*WRITTEN PROBLEM*
Repeat each entry as written, dropping any picture you find.

*DATA FOR THE TASK*
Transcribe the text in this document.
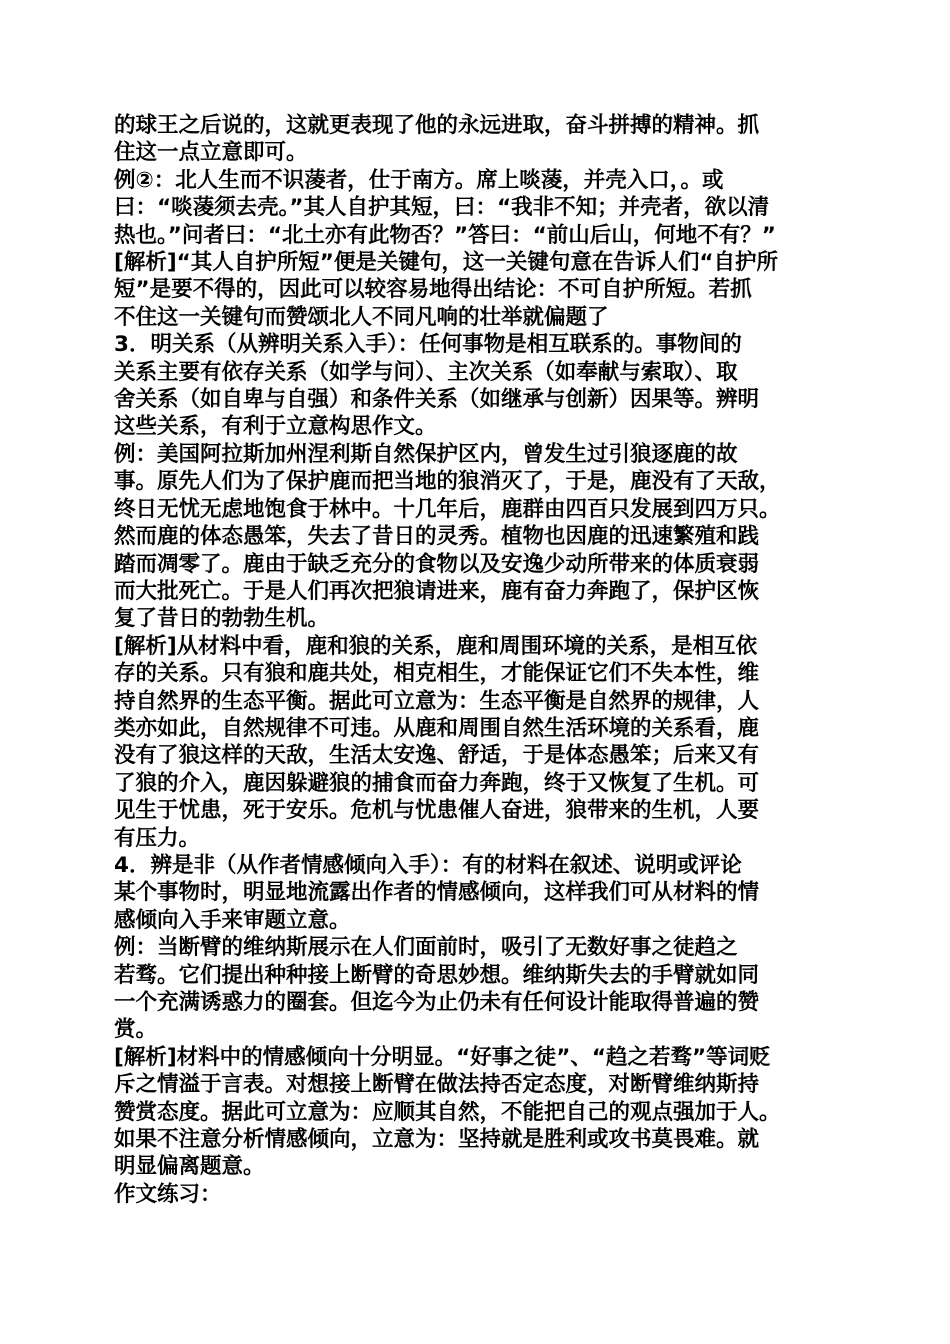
的球王之后说的，这就更表现了他的永远进取，奋斗拼搏的精神。抓
住这一点立意即可。
例②：北人生而不识蓤者，仕于南方。席上啖蓤，并壳入口，。或
曰：“啖蓤须去壳。”其人自护其短，曰：“我非不知；并壳者，欲以清
热也。”问者曰：“北土亦有此物否？”答曰：“前山后山，何地不有？”
[解析]“其人自护所短”便是关键句，这一关键句意在告诉人们“自护所
短”是要不得的，因此可以较容易地得出结论：不可自护所短。若抓
不住这一关键句而赞颂北人不同凡响的壮举就偏题了
3．明关系（从辨明关系入手）：任何事物是相互联系的。事物间的
关系主要有依存关系（如学与问）、主次关系（如奉献与索取）、取
舍关系（如自卑与自强）和条件关系（如继承与创新）因果等。辨明
这些关系，有利于立意构思作文。
例：美国阿拉斯加州涅利斯自然保护区内，曾发生过引狼逐鹿的故
事。原先人们为了保护鹿而把当地的狼消灭了，于是，鹿没有了天敌，
终日无忧无虑地饱食于林中。十几年后，鹿群由四百只发展到四万只。
然而鹿的体态愚笨，失去了昔日的灵秀。植物也因鹿的迅速繁殖和践
踏而凋零了。鹿由于缺乏充分的食物以及安逸少动所带来的体质衰弱
而大批死亡。于是人们再次把狼请进来，鹿有奋力奔跑了，保护区恢
复了昔日的勃勃生机。
[解析]从材料中看，鹿和狼的关系，鹿和周围环境的关系，是相互依
存的关系。只有狼和鹿共处，相克相生，才能保证它们不失本性，维
持自然界的生态平衡。据此可立意为：生态平衡是自然界的规律，人
类亦如此，自然规律不可违。从鹿和周围自然生活环境的关系看，鹿
没有了狼这样的天敌，生活太安逸、舒适，于是体态愚笨；后来又有
了狼的介入，鹿因躲避狼的捕食而奋力奔跑，终于又恢复了生机。可
见生于忧患，死于安乐。危机与忧患催人奋进，狼带来的生机，人要
有压力。
4．辨是非（从作者情感倾向入手）：有的材料在叙述、说明或评论
某个事物时，明显地流露出作者的情感倾向，这样我们可从材料的情
感倾向入手来审题立意。
例：当断臂的维纳斯展示在人们面前时，吸引了无数好事之徒趋之
若骛。它们提出种种接上断臂的奇思妙想。维纳斯失去的手臂就如同
一个充满诱惑力的圈套。但迄今为止仍未有任何设计能取得普遍的赞
赏。
[解析]材料中的情感倾向十分明显。“好事之徒”、“趋之若骛”等词贬
斥之情溢于言表。对想接上断臂在做法持否定态度，对断臂维纳斯持
赞赏态度。据此可立意为：应顺其自然，不能把自己的观点强加于人。
如果不注意分析情感倾向，立意为：坚持就是胜利或攻书莫畏难。就
明显偏离题意。
作文练习：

*EXPECTED OUTPUT*
Transcribe the text in this document.
的球王之后说的，这就更表现了他的永远进取，奋斗拼搏的精神。抓
住这一点立意即可。
例②：北人生而不识蓤者，仕于南方。席上啖蓤，并壳入口，。或
曰：“啖蓤须去壳。”其人自护其短，曰：“我非不知；并壳者，欲以清
热也。”问者曰：“北土亦有此物否？”答曰：“前山后山，何地不有？”
[解析]“其人自护所短”便是关键句，这一关键句意在告诉人们“自护所
短”是要不得的，因此可以较容易地得出结论：不可自护所短。若抓
不住这一关键句而赞颂北人不同凡响的壮举就偏题了
3．明关系（从辨明关系入手）：任何事物是相互联系的。事物间的
关系主要有依存关系（如学与问）、主次关系（如奉献与索取）、取
舍关系（如自卑与自强）和条件关系（如继承与创新）因果等。辨明
这些关系，有利于立意构思作文。
例：美国阿拉斯加州涅利斯自然保护区内，曾发生过引狼逐鹿的故
事。原先人们为了保护鹿而把当地的狼消灭了，于是，鹿没有了天敌，
终日无忧无虑地饱食于林中。十几年后，鹿群由四百只发展到四万只。
然而鹿的体态愚笨，失去了昔日的灵秀。植物也因鹿的迅速繁殖和践
踏而凋零了。鹿由于缺乏充分的食物以及安逸少动所带来的体质衰弱
而大批死亡。于是人们再次把狼请进来，鹿有奋力奔跑了，保护区恢
复了昔日的勃勃生机。
[解析]从材料中看，鹿和狼的关系，鹿和周围环境的关系，是相互依
存的关系。只有狼和鹿共处，相克相生，才能保证它们不失本性，维
持自然界的生态平衡。据此可立意为：生态平衡是自然界的规律，人
类亦如此，自然规律不可违。从鹿和周围自然生活环境的关系看，鹿
没有了狼这样的天敌，生活太安逸、舒适，于是体态愚笨；后来又有
了狼的介入，鹿因躲避狼的捕食而奋力奔跑，终于又恢复了生机。可
见生于忧患，死于安乐。危机与忧患催人奋进，狼带来的生机，人要
有压力。
4．辨是非（从作者情感倾向入手）：有的材料在叙述、说明或评论
某个事物时，明显地流露出作者的情感倾向，这样我们可从材料的情
感倾向入手来审题立意。
例：当断臂的维纳斯展示在人们面前时，吸引了无数好事之徒趋之
若骛。它们提出种种接上断臂的奇思妙想。维纳斯失去的手臂就如同
一个充满诱惑力的圈套。但迄今为止仍未有任何设计能取得普遍的赞
赏。
[解析]材料中的情感倾向十分明显。“好事之徒”、“趋之若骛”等词贬
斥之情溢于言表。对想接上断臂在做法持否定态度，对断臂维纳斯持
赞赏态度。据此可立意为：应顺其自然，不能把自己的观点强加于人。
如果不注意分析情感倾向，立意为：坚持就是胜利或攻书莫畏难。就
明显偏离题意。
作文练习：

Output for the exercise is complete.